* _Problem to work on_
The records that follow are to be transcribed in full, without their images.

* _Data to use_
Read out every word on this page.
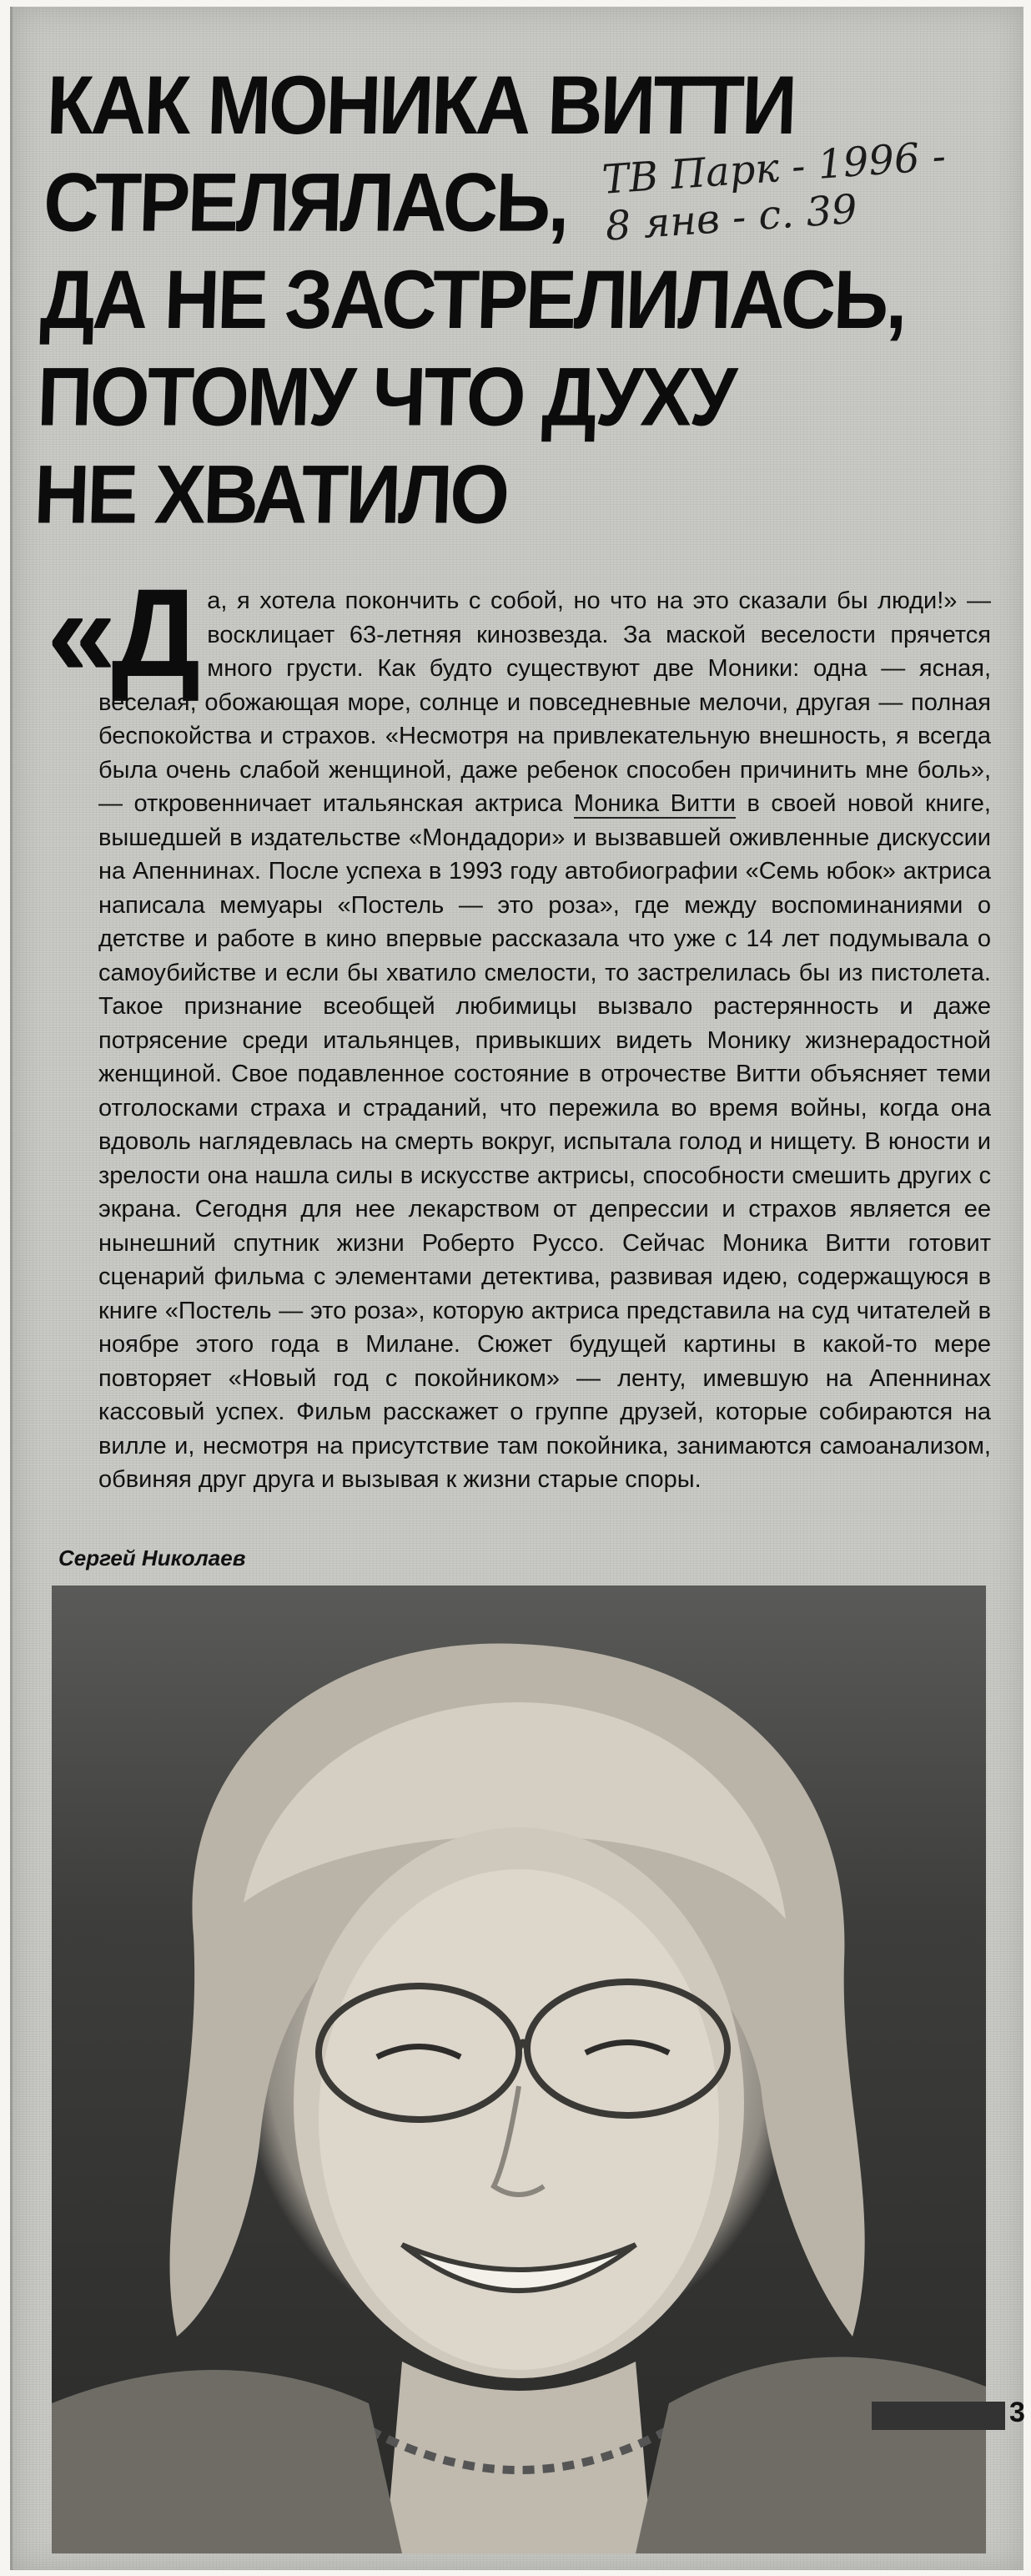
КАК МОНИКА ВИТТИ
СТРЕЛЯЛАСЬ,
ДА НЕ ЗАСТРЕЛИЛАСЬ,
ПОТОМУ ЧТО ДУХУ
НЕ ХВАТИЛО
ТВ Парк - 1996 -
8 янв - с. 39

«Да, я хотела покончить с собой, но что на это сказали бы люди!» — восклицает 63-летняя кинозвезда. За маской веселости прячется много грусти. Как будто существуют две Моники: одна — ясная, веселая, обожающая море, солнце и повседневные мелочи, другая — полная беспокойства и страхов. «Несмотря на привлекательную внешность, я всегда была очень слабой женщиной, даже ребенок способен причинить мне боль», — откровенничает итальянская актриса Моника Витти в своей новой книге, вышедшей в издательстве «Мондадори» и вызвавшей оживленные дискуссии на Апеннинах. После успеха в 1993 году автобиографии «Семь юбок» актриса написала мемуары «Постель — это роза», где между воспоминаниями о детстве и работе в кино впервые рассказала что уже с 14 лет подумывала о самоубийстве и если бы хватило смелости, то застрелилась бы из пистолета. Такое признание всеобщей любимицы вызвало растерянность и даже потрясение среди итальянцев, привыкших видеть Монику жизнерадостной женщиной. Свое подавленное состояние в отрочестве Витти объясняет теми отголосками страха и страданий, что пережила во время войны, когда она вдоволь наглядевлась на смерть вокруг, испытала голод и нищету. В юности и зрелости она нашла силы в искусстве актрисы, способности смешить других с экрана. Сегодня для нее лекарством от депрессии и страхов является ее нынешний спутник жизни Роберто Руссо. Сейчас Моника Витти готовит сценарий фильма с элементами детектива, развивая идею, содержащуюся в книге «Постель — это роза», которую актриса представила на суд читателей в ноябре этого года в Милане. Сюжет будущей картины в какой-то мере повторяет «Новый год с покойником» — ленту, имевшую на Апеннинах кассовый успех. Фильм расскажет о группе друзей, которые собираются на вилле и, несмотря на присутствие там покойника, занимаются самоанализом, обвиняя друг друга и вызывая к жизни старые споры.

Сергей Николаев
3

* _Solution for this problem_
Read out every word on this page.
КАК МОНИКА ВИТТИ
СТРЕЛЯЛАСЬ,
ДА НЕ ЗАСТРЕЛИЛАСЬ,
ПОТОМУ ЧТО ДУХУ
НЕ ХВАТИЛО
ТВ Парк - 1996 -
8 янв - с. 39

«Да, я хотела покончить с собой, но что на это сказали бы люди!» — восклицает 63-летняя кинозвезда. За маской веселости прячется много грусти. Как будто существуют две Моники: одна — ясная, веселая, обожающая море, солнце и повседневные мелочи, другая — полная беспокойства и страхов. «Несмотря на привлекательную внешность, я всегда была очень слабой женщиной, даже ребенок способен причинить мне боль», — откровенничает итальянская актриса Моника Витти в своей новой книге, вышедшей в издательстве «Мондадори» и вызвавшей оживленные дискуссии на Апеннинах. После успеха в 1993 году автобиографии «Семь юбок» актриса написала мемуары «Постель — это роза», где между воспоминаниями о детстве и работе в кино впервые рассказала что уже с 14 лет подумывала о самоубийстве и если бы хватило смелости, то застрелилась бы из пистолета. Такое признание всеобщей любимицы вызвало растерянность и даже потрясение среди итальянцев, привыкших видеть Монику жизнерадостной женщиной. Свое подавленное состояние в отрочестве Витти объясняет теми отголосками страха и страданий, что пережила во время войны, когда она вдоволь наглядевлась на смерть вокруг, испытала голод и нищету. В юности и зрелости она нашла силы в искусстве актрисы, способности смешить других с экрана. Сегодня для нее лекарством от депрессии и страхов является ее нынешний спутник жизни Роберто Руссо. Сейчас Моника Витти готовит сценарий фильма с элементами детектива, развивая идею, содержащуюся в книге «Постель — это роза», которую актриса представила на суд читателей в ноябре этого года в Милане. Сюжет будущей картины в какой-то мере повторяет «Новый год с покойником» — ленту, имевшую на Апеннинах кассовый успех. Фильм расскажет о группе друзей, которые собираются на вилле и, несмотря на присутствие там покойника, занимаются самоанализом, обвиняя друг друга и вызывая к жизни старые споры.

Сергей Николаев
3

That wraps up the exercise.